#### Aim of the task
Find the number of lines containing the string "apice" in the data. Answer with the number by itself.

#### Available records
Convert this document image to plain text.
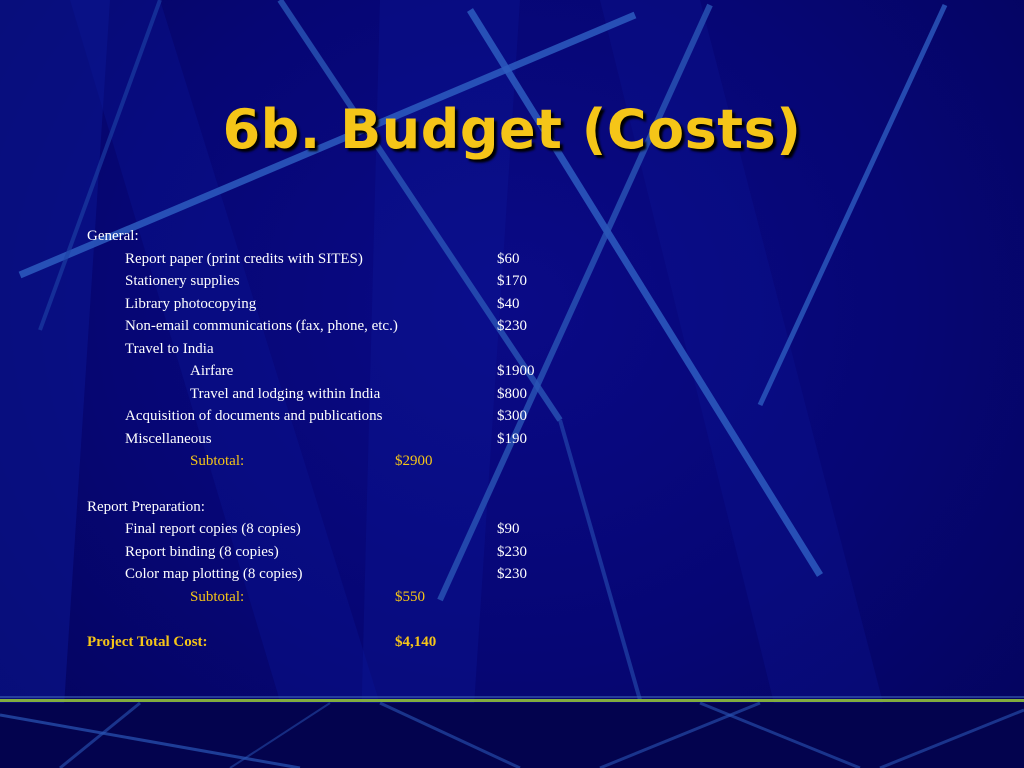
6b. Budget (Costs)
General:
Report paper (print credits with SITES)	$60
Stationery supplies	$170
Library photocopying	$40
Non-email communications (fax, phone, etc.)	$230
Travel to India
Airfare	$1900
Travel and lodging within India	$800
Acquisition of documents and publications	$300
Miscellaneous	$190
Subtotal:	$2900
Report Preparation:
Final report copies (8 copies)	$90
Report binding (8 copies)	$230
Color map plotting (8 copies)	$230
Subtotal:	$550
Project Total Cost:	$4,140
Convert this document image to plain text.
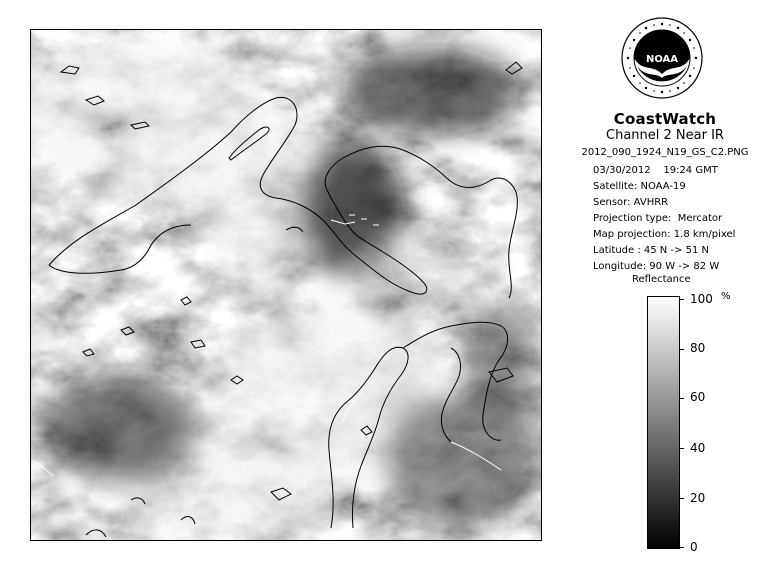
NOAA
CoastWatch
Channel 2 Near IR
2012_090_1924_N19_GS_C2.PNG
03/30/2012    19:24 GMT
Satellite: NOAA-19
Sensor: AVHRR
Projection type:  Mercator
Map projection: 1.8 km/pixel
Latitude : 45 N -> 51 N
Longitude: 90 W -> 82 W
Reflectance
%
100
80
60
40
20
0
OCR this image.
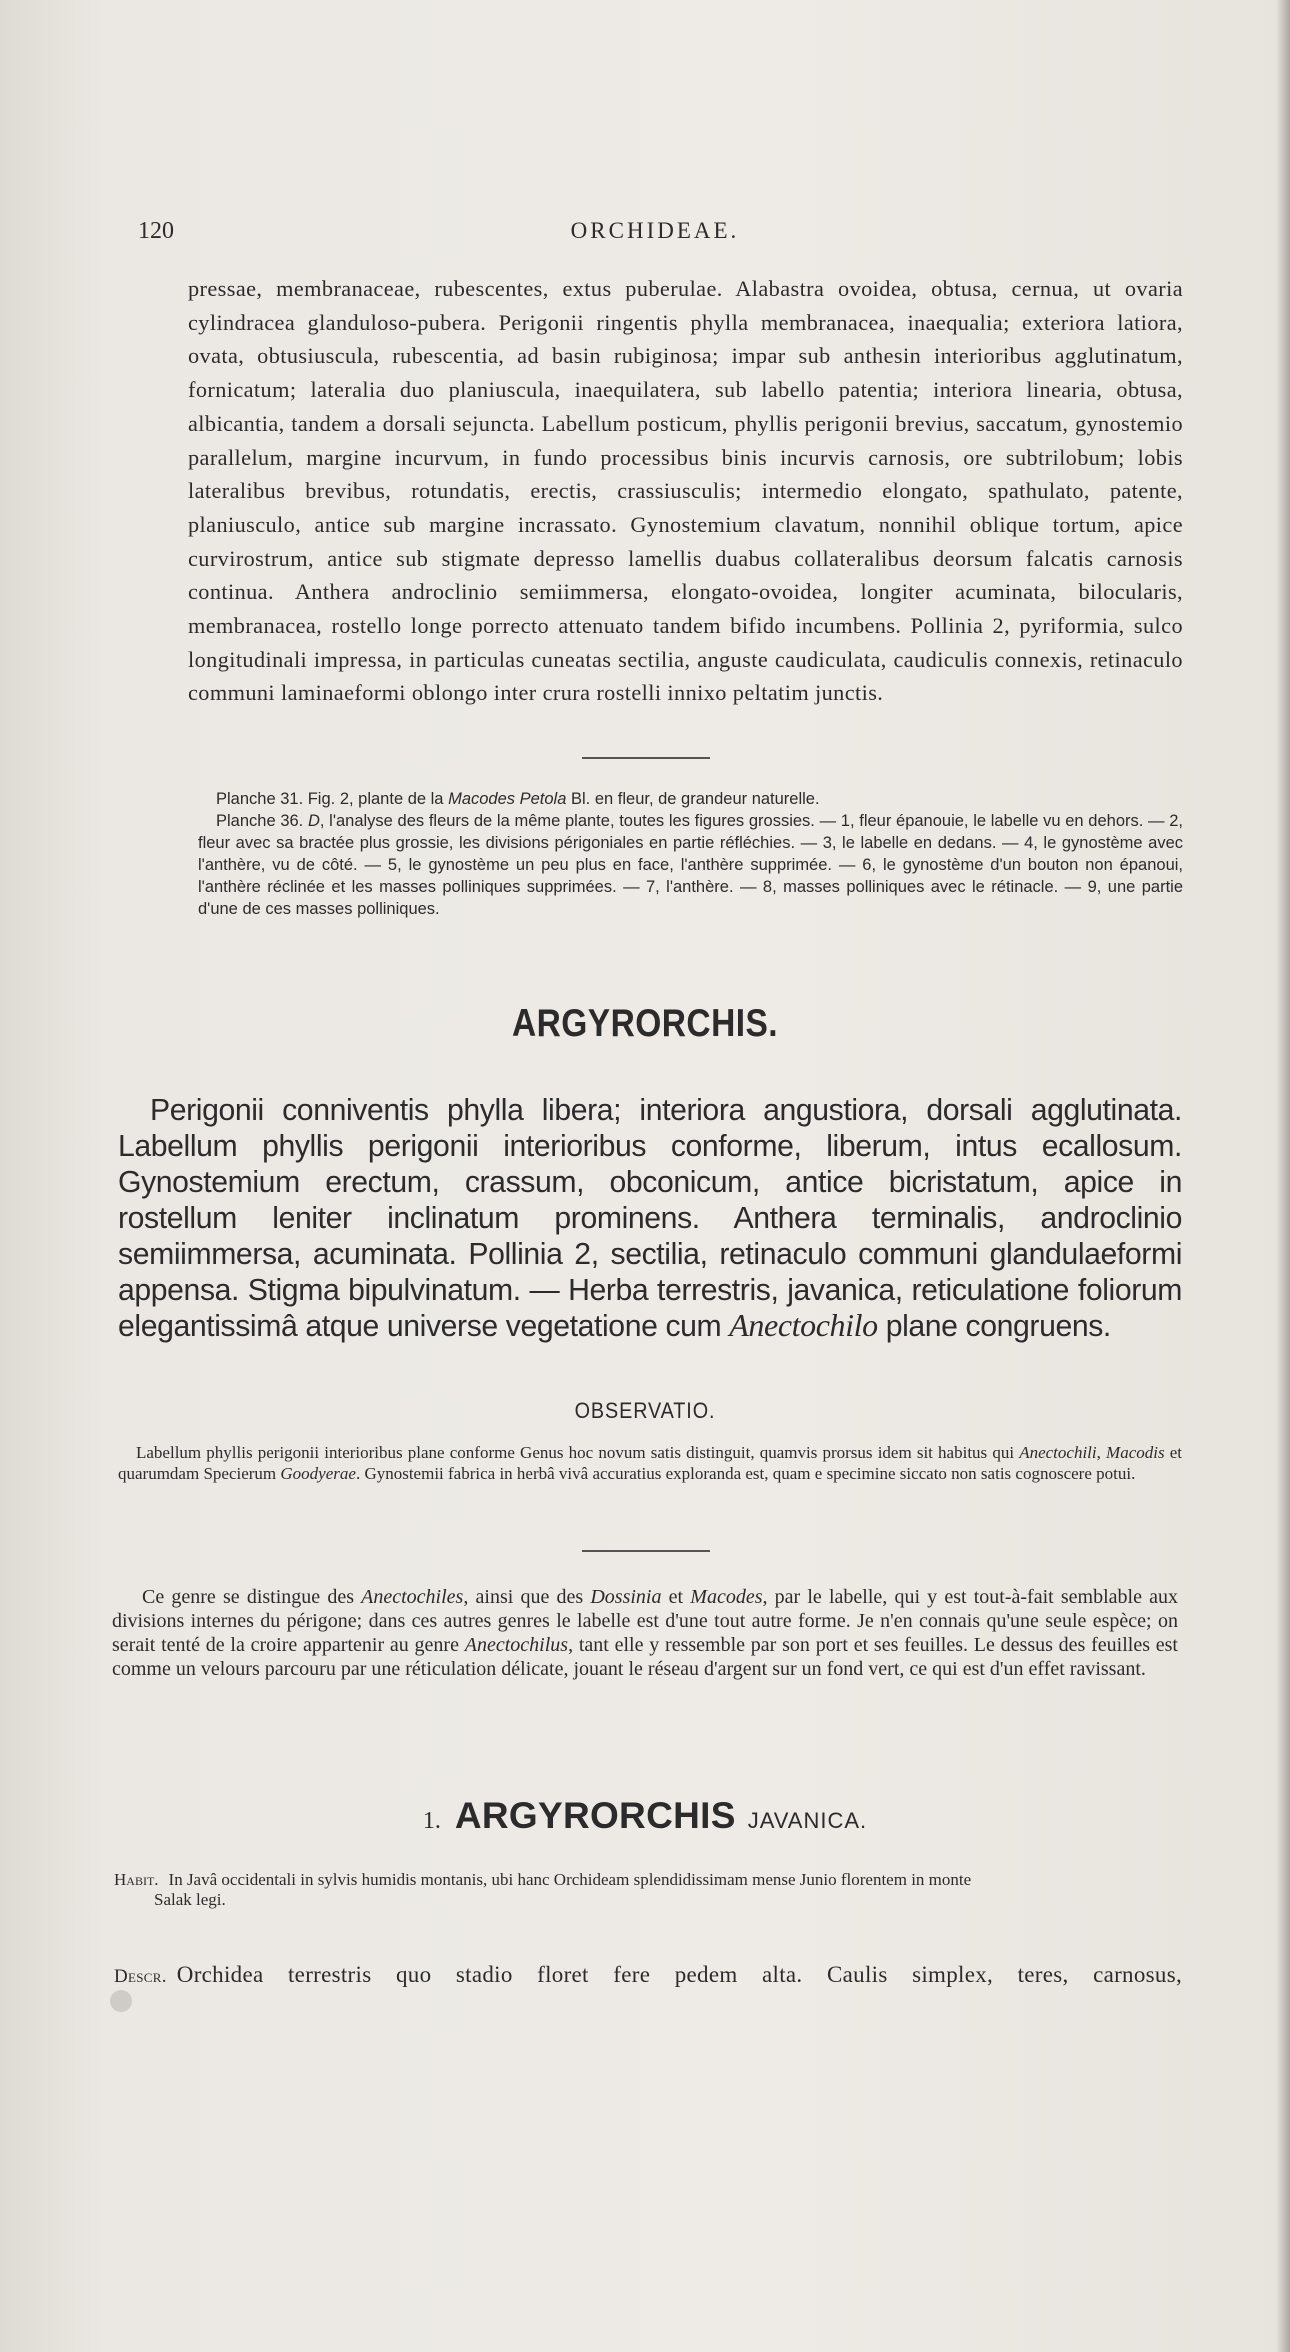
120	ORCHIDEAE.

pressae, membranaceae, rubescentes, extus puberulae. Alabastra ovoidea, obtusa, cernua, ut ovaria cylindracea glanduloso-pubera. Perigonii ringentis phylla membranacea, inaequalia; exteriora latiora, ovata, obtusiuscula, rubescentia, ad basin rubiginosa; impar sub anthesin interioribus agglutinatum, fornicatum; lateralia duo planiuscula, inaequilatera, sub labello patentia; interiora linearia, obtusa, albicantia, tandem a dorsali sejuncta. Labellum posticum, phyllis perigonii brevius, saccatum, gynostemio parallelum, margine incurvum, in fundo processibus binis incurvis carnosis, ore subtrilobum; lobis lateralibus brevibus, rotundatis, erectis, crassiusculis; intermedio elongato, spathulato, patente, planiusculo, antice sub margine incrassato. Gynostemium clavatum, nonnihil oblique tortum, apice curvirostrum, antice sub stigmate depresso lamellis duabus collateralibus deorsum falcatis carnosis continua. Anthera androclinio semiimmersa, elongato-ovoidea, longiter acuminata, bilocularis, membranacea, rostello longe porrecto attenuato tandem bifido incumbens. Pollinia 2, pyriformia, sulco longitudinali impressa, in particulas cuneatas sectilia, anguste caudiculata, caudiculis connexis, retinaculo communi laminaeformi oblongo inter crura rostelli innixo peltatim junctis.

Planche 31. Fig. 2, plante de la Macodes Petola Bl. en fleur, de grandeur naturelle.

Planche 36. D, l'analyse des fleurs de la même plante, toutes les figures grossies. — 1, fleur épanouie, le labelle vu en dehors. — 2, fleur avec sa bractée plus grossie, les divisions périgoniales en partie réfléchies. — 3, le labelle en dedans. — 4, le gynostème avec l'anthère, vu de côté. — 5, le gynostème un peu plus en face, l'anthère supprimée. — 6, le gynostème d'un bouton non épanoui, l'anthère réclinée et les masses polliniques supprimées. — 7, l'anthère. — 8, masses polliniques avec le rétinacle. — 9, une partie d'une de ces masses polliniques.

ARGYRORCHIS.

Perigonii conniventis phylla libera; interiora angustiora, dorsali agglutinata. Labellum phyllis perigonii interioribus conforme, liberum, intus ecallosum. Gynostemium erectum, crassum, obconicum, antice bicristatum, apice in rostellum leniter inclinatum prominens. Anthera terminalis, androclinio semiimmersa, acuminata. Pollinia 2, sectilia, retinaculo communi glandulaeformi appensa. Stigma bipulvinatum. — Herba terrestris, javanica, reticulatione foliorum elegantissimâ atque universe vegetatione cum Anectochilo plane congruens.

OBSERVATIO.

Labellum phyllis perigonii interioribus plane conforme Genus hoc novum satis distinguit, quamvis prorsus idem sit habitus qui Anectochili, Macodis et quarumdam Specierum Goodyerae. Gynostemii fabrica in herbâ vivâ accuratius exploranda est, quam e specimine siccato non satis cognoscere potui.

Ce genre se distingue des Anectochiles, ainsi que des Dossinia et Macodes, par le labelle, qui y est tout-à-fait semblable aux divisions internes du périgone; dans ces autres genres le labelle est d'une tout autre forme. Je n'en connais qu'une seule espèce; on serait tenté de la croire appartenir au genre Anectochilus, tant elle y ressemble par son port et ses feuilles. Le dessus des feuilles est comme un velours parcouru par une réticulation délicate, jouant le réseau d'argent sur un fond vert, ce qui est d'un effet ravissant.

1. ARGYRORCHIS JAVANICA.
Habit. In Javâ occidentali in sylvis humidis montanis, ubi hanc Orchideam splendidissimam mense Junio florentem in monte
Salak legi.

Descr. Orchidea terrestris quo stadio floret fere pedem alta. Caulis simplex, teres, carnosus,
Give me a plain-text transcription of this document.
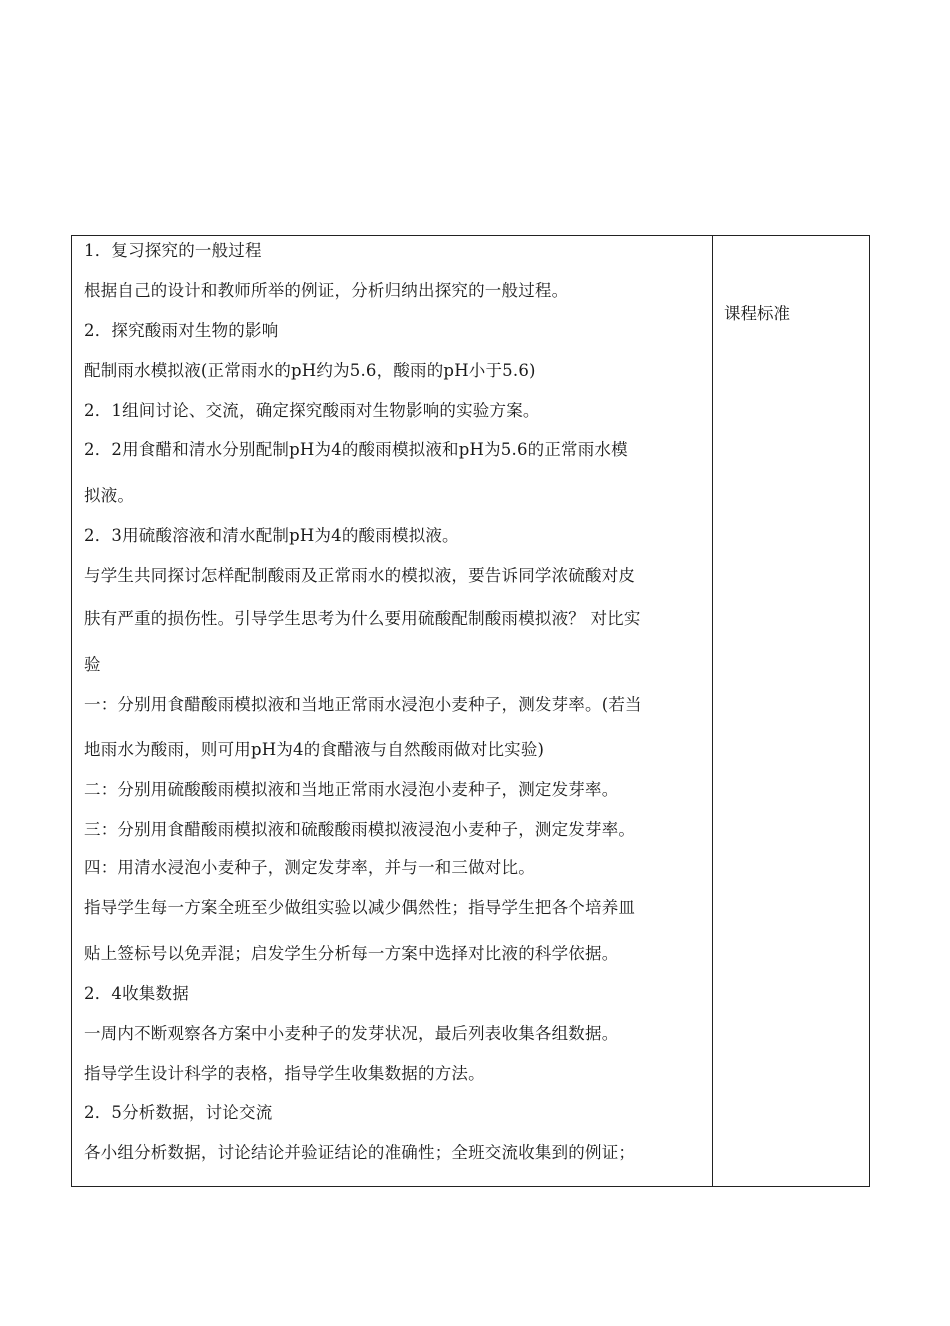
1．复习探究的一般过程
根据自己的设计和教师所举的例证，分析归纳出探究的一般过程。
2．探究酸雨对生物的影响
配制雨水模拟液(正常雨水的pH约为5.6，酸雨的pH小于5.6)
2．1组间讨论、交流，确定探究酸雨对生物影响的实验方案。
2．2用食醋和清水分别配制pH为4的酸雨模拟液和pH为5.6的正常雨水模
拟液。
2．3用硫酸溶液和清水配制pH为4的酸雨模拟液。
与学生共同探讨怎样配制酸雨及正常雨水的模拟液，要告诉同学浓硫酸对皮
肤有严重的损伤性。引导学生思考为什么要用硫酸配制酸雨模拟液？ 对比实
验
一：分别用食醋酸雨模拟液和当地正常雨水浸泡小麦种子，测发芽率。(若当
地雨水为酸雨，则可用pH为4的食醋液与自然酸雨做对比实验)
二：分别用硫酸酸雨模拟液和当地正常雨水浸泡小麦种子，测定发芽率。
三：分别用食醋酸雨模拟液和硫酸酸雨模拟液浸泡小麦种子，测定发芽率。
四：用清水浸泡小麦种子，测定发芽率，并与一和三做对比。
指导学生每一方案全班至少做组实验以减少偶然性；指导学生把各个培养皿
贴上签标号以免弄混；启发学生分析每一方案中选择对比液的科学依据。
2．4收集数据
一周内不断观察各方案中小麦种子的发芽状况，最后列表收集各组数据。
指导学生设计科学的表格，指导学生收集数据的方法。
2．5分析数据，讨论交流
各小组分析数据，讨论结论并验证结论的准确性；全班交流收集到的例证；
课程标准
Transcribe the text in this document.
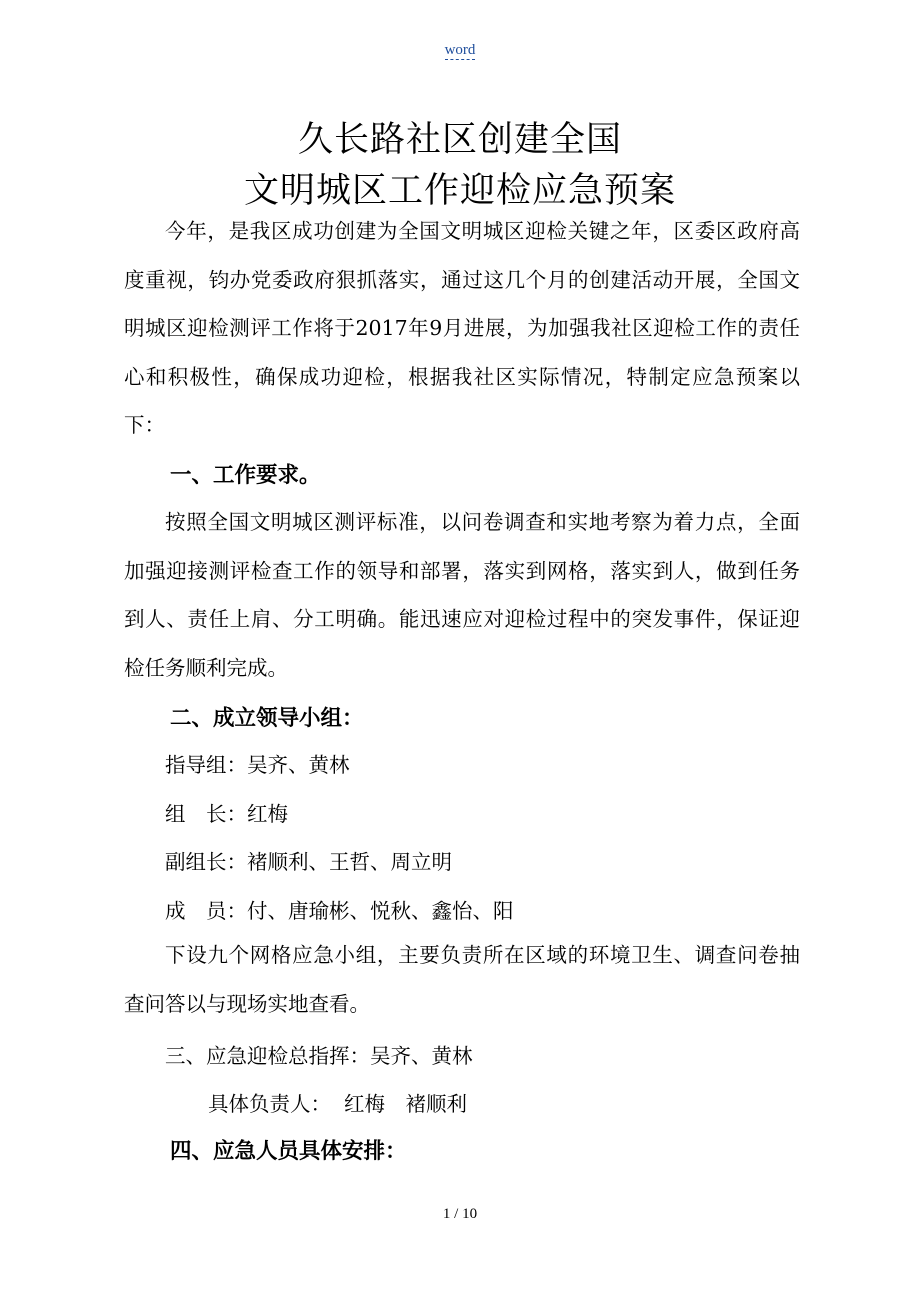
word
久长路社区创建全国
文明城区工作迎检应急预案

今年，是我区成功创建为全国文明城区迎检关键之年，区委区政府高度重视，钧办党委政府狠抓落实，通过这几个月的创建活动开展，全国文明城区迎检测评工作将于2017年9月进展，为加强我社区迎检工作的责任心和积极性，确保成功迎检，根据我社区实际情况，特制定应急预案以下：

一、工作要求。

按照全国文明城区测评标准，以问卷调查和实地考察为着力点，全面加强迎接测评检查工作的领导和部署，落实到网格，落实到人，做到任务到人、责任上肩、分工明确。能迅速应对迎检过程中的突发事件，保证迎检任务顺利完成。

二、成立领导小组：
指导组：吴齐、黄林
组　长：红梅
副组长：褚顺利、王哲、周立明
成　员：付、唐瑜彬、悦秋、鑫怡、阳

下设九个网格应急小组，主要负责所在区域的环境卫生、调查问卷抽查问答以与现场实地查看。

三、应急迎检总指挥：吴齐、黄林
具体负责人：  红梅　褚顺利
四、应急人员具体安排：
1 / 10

#### Full output
2